### Your objective
The entries below should be output exactly as written.

### Stored rows
▬▬▬▬▬▬

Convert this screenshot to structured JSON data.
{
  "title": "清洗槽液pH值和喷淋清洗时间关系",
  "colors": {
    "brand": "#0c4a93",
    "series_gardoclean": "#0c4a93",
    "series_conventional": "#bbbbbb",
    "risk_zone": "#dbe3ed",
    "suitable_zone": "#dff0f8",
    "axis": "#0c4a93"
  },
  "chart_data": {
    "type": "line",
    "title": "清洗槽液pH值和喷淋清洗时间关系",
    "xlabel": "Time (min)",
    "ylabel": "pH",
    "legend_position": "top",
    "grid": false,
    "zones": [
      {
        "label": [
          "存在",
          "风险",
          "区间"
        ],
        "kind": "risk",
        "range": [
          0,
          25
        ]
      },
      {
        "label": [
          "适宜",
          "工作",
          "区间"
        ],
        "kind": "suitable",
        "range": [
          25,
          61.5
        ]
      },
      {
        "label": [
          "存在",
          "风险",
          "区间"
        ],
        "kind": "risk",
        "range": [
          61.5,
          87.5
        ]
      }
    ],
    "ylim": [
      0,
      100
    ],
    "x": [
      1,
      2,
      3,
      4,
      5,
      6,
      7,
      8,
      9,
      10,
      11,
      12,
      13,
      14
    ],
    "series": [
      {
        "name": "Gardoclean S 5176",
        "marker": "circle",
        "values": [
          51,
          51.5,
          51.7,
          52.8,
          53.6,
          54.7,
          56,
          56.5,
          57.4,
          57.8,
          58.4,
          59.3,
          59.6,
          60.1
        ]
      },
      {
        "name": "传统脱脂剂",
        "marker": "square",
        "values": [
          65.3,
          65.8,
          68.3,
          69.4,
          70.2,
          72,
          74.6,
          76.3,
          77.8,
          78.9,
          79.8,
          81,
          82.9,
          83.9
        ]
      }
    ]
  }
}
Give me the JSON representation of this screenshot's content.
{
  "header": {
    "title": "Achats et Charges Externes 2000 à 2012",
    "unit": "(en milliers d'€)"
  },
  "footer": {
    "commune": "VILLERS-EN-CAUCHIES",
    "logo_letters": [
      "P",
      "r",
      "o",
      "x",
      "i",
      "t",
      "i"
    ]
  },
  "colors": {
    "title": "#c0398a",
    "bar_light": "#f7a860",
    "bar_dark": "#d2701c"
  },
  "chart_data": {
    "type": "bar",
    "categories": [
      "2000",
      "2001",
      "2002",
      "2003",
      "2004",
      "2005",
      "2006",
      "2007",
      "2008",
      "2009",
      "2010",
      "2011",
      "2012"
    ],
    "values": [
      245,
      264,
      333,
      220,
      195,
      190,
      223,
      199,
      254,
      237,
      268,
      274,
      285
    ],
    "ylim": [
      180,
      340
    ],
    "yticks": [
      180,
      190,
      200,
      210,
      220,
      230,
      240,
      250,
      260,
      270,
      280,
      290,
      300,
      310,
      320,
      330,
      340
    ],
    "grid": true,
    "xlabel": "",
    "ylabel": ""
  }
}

▬▬▬▬▬▬

### Response to the exercise
Convert this screenshot to structured JSON data.
{
  "title": "清洗槽液pH值和喷淋清洗时间关系",
  "colors": {
    "brand": "#0c4a93",
    "series_gardoclean": "#0c4a93",
    "series_conventional": "#bbbbbb",
    "risk_zone": "#dbe3ed",
    "suitable_zone": "#dff0f8",
    "axis": "#0c4a93"
  },
  "chart_data": {
    "type": "line",
    "title": "清洗槽液pH值和喷淋清洗时间关系",
    "xlabel": "Time (min)",
    "ylabel": "pH",
    "legend_position": "top",
    "grid": false,
    "zones": [
      {
        "label": [
          "存在",
          "风险",
          "区间"
        ],
        "kind": "risk",
        "range": [
          0,
          25
        ]
      },
      {
        "label": [
          "适宜",
          "工作",
          "区间"
        ],
        "kind": "suitable",
        "range": [
          25,
          61.5
        ]
      },
      {
        "label": [
          "存在",
          "风险",
          "区间"
        ],
        "kind": "risk",
        "range": [
          61.5,
          87.5
        ]
      }
    ],
    "ylim": [
      0,
      100
    ],
    "x": [
      1,
      2,
      3,
      4,
      5,
      6,
      7,
      8,
      9,
      10,
      11,
      12,
      13,
      14
    ],
    "series": [
      {
        "name": "Gardoclean S 5176",
        "marker": "circle",
        "values": [
          51,
          51.5,
          51.7,
          52.8,
          53.6,
          54.7,
          56,
          56.5,
          57.4,
          57.8,
          58.4,
          59.3,
          59.6,
          60.1
        ]
      },
      {
        "name": "传统脱脂剂",
        "marker": "square",
        "values": [
          65.3,
          65.8,
          68.3,
          69.4,
          70.2,
          72,
          74.6,
          76.3,
          77.8,
          78.9,
          79.8,
          81,
          82.9,
          83.9
        ]
      }
    ]
  }
}
Give me the JSON representation of this screenshot's content.
{
  "header": {
    "title": "Achats et Charges Externes 2000 à 2012",
    "unit": "(en milliers d'€)"
  },
  "footer": {
    "commune": "VILLERS-EN-CAUCHIES",
    "logo_letters": [
      "P",
      "r",
      "o",
      "x",
      "i",
      "t",
      "i"
    ]
  },
  "colors": {
    "title": "#c0398a",
    "bar_light": "#f7a860",
    "bar_dark": "#d2701c"
  },
  "chart_data": {
    "type": "bar",
    "categories": [
      "2000",
      "2001",
      "2002",
      "2003",
      "2004",
      "2005",
      "2006",
      "2007",
      "2008",
      "2009",
      "2010",
      "2011",
      "2012"
    ],
    "values": [
      245,
      264,
      333,
      220,
      195,
      190,
      223,
      199,
      254,
      237,
      268,
      274,
      285
    ],
    "ylim": [
      180,
      340
    ],
    "yticks": [
      180,
      190,
      200,
      210,
      220,
      230,
      240,
      250,
      260,
      270,
      280,
      290,
      300,
      310,
      320,
      330,
      340
    ],
    "grid": true,
    "xlabel": "",
    "ylabel": ""
  }
}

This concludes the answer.